┌──
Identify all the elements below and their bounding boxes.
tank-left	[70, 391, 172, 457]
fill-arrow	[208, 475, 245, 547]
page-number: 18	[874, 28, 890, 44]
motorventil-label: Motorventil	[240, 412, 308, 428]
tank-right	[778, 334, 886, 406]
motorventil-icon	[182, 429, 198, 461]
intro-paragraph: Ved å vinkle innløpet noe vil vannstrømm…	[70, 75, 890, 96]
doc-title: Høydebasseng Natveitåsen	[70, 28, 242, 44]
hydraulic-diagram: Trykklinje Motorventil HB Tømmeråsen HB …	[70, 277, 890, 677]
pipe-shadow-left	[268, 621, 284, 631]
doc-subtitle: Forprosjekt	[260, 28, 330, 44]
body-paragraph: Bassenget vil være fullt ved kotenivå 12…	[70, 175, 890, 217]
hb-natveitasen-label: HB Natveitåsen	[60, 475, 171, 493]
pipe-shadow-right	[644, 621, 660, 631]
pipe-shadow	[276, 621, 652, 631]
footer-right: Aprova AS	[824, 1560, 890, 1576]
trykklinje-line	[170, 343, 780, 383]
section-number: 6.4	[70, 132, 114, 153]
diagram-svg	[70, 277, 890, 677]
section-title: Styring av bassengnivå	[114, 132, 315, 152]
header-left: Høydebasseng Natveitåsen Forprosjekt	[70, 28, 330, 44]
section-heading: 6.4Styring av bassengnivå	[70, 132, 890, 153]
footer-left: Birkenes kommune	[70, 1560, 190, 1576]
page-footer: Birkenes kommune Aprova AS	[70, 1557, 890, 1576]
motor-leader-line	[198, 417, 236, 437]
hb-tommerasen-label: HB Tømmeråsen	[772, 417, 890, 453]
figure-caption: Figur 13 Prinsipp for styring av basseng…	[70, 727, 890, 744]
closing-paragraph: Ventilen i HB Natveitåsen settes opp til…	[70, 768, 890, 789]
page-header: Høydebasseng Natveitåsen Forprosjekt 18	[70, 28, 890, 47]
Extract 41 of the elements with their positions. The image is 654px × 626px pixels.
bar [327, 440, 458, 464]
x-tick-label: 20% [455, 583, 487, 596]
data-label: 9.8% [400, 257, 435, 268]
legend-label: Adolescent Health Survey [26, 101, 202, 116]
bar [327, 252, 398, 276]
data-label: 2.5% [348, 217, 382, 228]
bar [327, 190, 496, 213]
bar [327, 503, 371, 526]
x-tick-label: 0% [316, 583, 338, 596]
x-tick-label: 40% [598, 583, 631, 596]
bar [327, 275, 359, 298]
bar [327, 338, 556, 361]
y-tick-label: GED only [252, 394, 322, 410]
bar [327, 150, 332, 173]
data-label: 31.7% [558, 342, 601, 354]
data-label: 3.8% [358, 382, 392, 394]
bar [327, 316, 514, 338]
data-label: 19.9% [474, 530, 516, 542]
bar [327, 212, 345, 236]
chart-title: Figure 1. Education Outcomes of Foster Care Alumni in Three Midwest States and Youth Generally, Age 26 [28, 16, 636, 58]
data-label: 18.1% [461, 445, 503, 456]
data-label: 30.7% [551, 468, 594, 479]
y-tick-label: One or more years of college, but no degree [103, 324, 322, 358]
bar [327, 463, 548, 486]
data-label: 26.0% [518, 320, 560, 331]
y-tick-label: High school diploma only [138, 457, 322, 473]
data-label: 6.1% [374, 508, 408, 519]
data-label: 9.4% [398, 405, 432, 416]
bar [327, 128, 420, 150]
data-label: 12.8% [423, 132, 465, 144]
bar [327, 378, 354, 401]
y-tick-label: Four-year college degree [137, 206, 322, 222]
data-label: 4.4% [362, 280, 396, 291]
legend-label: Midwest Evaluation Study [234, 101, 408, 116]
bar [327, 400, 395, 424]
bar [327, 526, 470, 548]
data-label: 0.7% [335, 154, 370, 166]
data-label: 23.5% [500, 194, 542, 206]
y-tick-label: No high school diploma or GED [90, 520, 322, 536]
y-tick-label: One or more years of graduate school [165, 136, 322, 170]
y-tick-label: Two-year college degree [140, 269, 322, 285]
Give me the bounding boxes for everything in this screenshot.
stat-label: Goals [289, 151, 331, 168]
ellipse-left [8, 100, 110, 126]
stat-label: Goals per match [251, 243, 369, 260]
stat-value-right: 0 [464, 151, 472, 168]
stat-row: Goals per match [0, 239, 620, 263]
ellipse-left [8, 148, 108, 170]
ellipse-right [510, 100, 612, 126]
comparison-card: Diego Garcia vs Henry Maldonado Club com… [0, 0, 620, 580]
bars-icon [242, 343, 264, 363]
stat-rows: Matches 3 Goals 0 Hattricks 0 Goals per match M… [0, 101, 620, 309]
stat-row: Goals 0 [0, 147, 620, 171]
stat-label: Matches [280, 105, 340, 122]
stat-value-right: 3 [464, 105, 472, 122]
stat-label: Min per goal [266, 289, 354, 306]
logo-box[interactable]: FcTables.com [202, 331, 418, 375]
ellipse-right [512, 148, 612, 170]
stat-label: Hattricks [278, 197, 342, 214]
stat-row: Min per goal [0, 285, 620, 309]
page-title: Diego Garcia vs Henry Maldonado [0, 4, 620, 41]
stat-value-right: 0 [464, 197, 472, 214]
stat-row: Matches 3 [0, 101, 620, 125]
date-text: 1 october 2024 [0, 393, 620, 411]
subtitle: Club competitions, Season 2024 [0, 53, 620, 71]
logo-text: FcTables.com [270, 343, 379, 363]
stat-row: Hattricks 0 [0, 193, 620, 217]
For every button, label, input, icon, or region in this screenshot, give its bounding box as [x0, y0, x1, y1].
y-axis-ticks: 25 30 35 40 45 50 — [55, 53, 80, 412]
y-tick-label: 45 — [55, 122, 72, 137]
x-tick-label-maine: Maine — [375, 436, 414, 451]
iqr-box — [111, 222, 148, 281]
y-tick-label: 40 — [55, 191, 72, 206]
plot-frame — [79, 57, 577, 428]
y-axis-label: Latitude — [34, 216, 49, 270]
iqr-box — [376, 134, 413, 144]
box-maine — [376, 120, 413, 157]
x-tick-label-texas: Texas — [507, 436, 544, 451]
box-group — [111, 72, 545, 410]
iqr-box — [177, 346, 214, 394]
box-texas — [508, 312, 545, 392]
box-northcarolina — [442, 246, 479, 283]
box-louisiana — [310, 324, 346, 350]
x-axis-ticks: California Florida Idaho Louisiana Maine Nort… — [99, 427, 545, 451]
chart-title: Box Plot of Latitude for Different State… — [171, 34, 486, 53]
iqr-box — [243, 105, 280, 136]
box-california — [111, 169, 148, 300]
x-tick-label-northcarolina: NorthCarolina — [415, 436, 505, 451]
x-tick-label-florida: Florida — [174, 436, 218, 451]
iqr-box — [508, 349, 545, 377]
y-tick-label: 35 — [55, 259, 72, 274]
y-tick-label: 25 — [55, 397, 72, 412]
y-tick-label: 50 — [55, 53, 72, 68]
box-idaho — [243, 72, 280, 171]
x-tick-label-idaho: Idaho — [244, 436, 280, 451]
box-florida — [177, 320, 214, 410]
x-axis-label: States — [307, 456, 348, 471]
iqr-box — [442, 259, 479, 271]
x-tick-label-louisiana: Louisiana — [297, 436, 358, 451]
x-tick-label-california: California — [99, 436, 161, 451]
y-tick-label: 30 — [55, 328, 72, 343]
└──
▶ [Required task] Put every line of the listing above into a JSON list of strings, one string per line, leaving out any blank lines.

▶ [Solution]
[
  "Identify all the elements below and their bounding boxes.",
  "tank-left\t[70, 391, 172, 457]",
  "fill-arrow\t[208, 475, 245, 547]",
  "page-number: 18\t[874, 28, 890, 44]",
  "motorventil-label: Motorventil\t[240, 412, 308, 428]",
  "tank-right\t[778, 334, 886, 406]",
  "motorventil-icon\t[182, 429, 198, 461]",
  "intro-paragraph: Ved å vinkle innløpet noe vil vannstrømm…\t[70, 75, 890, 96]",
  "doc-title: Høydebasseng Natveitåsen\t[70, 28, 242, 44]",
  "hydraulic-diagram: Trykklinje Motorventil HB Tømmeråsen HB …\t[70, 277, 890, 677]",
  "pipe-shadow-left\t[268, 621, 284, 631]",
  "doc-subtitle: Forprosjekt\t[260, 28, 330, 44]",
  "body-paragraph: Bassenget vil være fullt ved kotenivå 12…\t[70, 175, 890, 217]",
  "hb-natveitasen-label: HB Natveitåsen\t[60, 475, 171, 493]",
  "pipe-shadow-right\t[644, 621, 660, 631]",
  "pipe-shadow\t[276, 621, 652, 631]",
  "footer-right: Aprova AS\t[824, 1560, 890, 1576]",
  "trykklinje-line\t[170, 343, 780, 383]",
  "section-number: 6.4\t[70, 132, 114, 153]",
  "diagram-svg\t[70, 277, 890, 677]",
  "section-title: Styring av bassengnivå\t[114, 132, 315, 152]",
  "header-left: Høydebasseng Natveitåsen Forprosjekt\t[70, 28, 330, 44]",
  "section-heading: 6.4Styring av bassengnivå\t[70, 132, 890, 153]",
  "footer-left: Birkenes kommune\t[70, 1560, 190, 1576]",
  "page-footer: Birkenes kommune Aprova AS\t[70, 1557, 890, 1576]",
  "motor-leader-line\t[198, 417, 236, 437]",
  "hb-tommerasen-label: HB Tømmeråsen\t[772, 417, 890, 453]",
  "figure-caption: Figur 13 Prinsipp for styring av basseng…\t[70, 727, 890, 744]",
  "closing-paragraph: Ventilen i HB Natveitåsen settes opp til…\t[70, 768, 890, 789]",
  "page-header: Høydebasseng Natveitåsen Forprosjekt 18\t[70, 28, 890, 47]",
  "Extract 41 of the elements with their positions. The image is 654px × 626px pixels.",
  "bar [327, 440, 458, 464]",
  "x-tick-label: 20% [455, 583, 487, 596]",
  "data-label: 9.8% [400, 257, 435, 268]",
  "legend-label: Adolescent Health Survey [26, 101, 202, 116]",
  "bar [327, 252, 398, 276]",
  "data-label: 2.5% [348, 217, 382, 228]",
  "bar [327, 190, 496, 213]",
  "bar [327, 503, 371, 526]",
  "x-tick-label: 0% [316, 583, 338, 596]",
  "x-tick-label: 40% [598, 583, 631, 596]",
  "bar [327, 275, 359, 298]",
  "bar [327, 338, 556, 361]",
  "y-tick-label: GED only [252, 394, 322, 410]",
  "bar [327, 150, 332, 173]",
  "data-label: 31.7% [558, 342, 601, 354]",
  "data-label: 3.8% [358, 382, 392, 394]",
  "bar [327, 316, 514, 338]",
  "data-label: 19.9% [474, 530, 516, 542]",
  "bar [327, 212, 345, 236]",
  "chart-title: Figure 1. Education Outcomes of Foster Care Alumni in Three Midwest States and Youth Generally, Age 26 [28, 16, 636, 58]",
  "data-label: 18.1% [461, 445, 503, 456]",
  "data-label: 30.7% [551, 468, 594, 479]",
  "y-tick-label: One or more years of college, but no degree [103, 324, 322, 358]",
  "bar [327, 463, 548, 486]",
  "data-label: 26.0% [518, 320, 560, 331]",
  "y-tick-label: High school diploma only [138, 457, 322, 473]",
  "data-label: 6.1% [374, 508, 408, 519]",
  "data-label: 9.4% [398, 405, 432, 416]",
  "bar [327, 128, 420, 150]",
  "data-label: 12.8% [423, 132, 465, 144]",
  "bar [327, 378, 354, 401]",
  "y-tick-label: Four-year college degree [137, 206, 322, 222]",
  "data-label: 4.4% [362, 280, 396, 291]",
  "legend-label: Midwest Evaluation Study [234, 101, 408, 116]",
  "bar [327, 400, 395, 424]",
  "bar [327, 526, 470, 548]",
  "data-label: 0.7% [335, 154, 370, 166]",
  "data-label: 23.5% [500, 194, 542, 206]",
  "y-tick-label: No high school diploma or GED [90, 520, 322, 536]",
  "y-tick-label: One or more years of graduate school [165, 136, 322, 170]",
  "y-tick-label: Two-year college degree [140, 269, 322, 285]",
  "Give me the bounding boxes for everything in this screenshot.",
  "stat-label: Goals [289, 151, 331, 168]",
  "ellipse-left [8, 100, 110, 126]",
  "stat-label: Goals per match [251, 243, 369, 260]",
  "stat-value-right: 0 [464, 151, 472, 168]",
  "stat-row: Goals per match [0, 239, 620, 263]",
  "ellipse-left [8, 148, 108, 170]",
  "ellipse-right [510, 100, 612, 126]",
  "comparison-card: Diego Garcia vs Henry Maldonado Club com… [0, 0, 620, 580]",
  "bars-icon [242, 343, 264, 363]",
  "stat-rows: Matches 3 Goals 0 Hattricks 0 Goals per match M… [0, 101, 620, 309]",
  "stat-row: Goals 0 [0, 147, 620, 171]",
  "stat-label: Matches [280, 105, 340, 122]",
  "stat-value-right: 3 [464, 105, 472, 122]",
  "stat-label: Min per goal [266, 289, 354, 306]",
  "logo-box[interactable]: FcTables.com [202, 331, 418, 375]",
  "ellipse-right [512, 148, 612, 170]",
  "stat-label: Hattricks [278, 197, 342, 214]",
  "stat-row: Min per goal [0, 285, 620, 309]",
  "page-title: Diego Garcia vs Henry Maldonado [0, 4, 620, 41]",
  "stat-value-right: 0 [464, 197, 472, 214]",
  "stat-row: Matches 3 [0, 101, 620, 125]",
  "date-text: 1 october 2024 [0, 393, 620, 411]",
  "subtitle: Club competitions, Season 2024 [0, 53, 620, 71]",
  "logo-text: FcTables.com [270, 343, 379, 363]",
  "stat-row: Hattricks 0 [0, 193, 620, 217]",
  "For every button, label, input, icon, or region in this screenshot, give its bounding box as [x0, y0, x1, y1].",
  "y-axis-ticks: 25 30 35 40 45 50 — [55, 53, 80, 412]",
  "y-tick-label: 45 — [55, 122, 72, 137]",
  "x-tick-label-maine: Maine — [375, 436, 414, 451]",
  "iqr-box — [111, 222, 148, 281]",
  "y-tick-label: 40 — [55, 191, 72, 206]",
  "plot-frame — [79, 57, 577, 428]",
  "y-axis-label: Latitude — [34, 216, 49, 270]",
  "iqr-box — [376, 134, 413, 144]",
  "box-maine — [376, 120, 413, 157]",
  "x-tick-label-texas: Texas — [507, 436, 544, 451]",
  "box-group — [111, 72, 545, 410]",
  "iqr-box — [177, 346, 214, 394]",
  "box-texas — [508, 312, 545, 392]",
  "box-northcarolina — [442, 246, 479, 283]",
  "box-louisiana — [310, 324, 346, 350]",
  "x-axis-ticks: California Florida Idaho Louisiana Maine Nort… — [99, 427, 545, 451]",
  "chart-title: Box Plot of Latitude for Different State… — [171, 34, 486, 53]",
  "iqr-box — [243, 105, 280, 136]",
  "box-california — [111, 169, 148, 300]",
  "x-tick-label-northcarolina: NorthCarolina — [415, 436, 505, 451]",
  "x-tick-label-florida: Florida — [174, 436, 218, 451]",
  "iqr-box — [508, 349, 545, 377]",
  "y-tick-label: 35 — [55, 259, 72, 274]",
  "y-tick-label: 25 — [55, 397, 72, 412]",
  "y-tick-label: 50 — [55, 53, 72, 68]",
  "box-idaho — [243, 72, 280, 171]",
  "x-tick-label-idaho: Idaho — [244, 436, 280, 451]",
  "box-florida — [177, 320, 214, 410]",
  "x-axis-label: States — [307, 456, 348, 471]",
  "iqr-box — [442, 259, 479, 271]",
  "x-tick-label-louisiana: Louisiana — [297, 436, 358, 451]",
  "x-tick-label-california: California — [99, 436, 161, 451]",
  "y-tick-label: 30 — [55, 328, 72, 343]"
]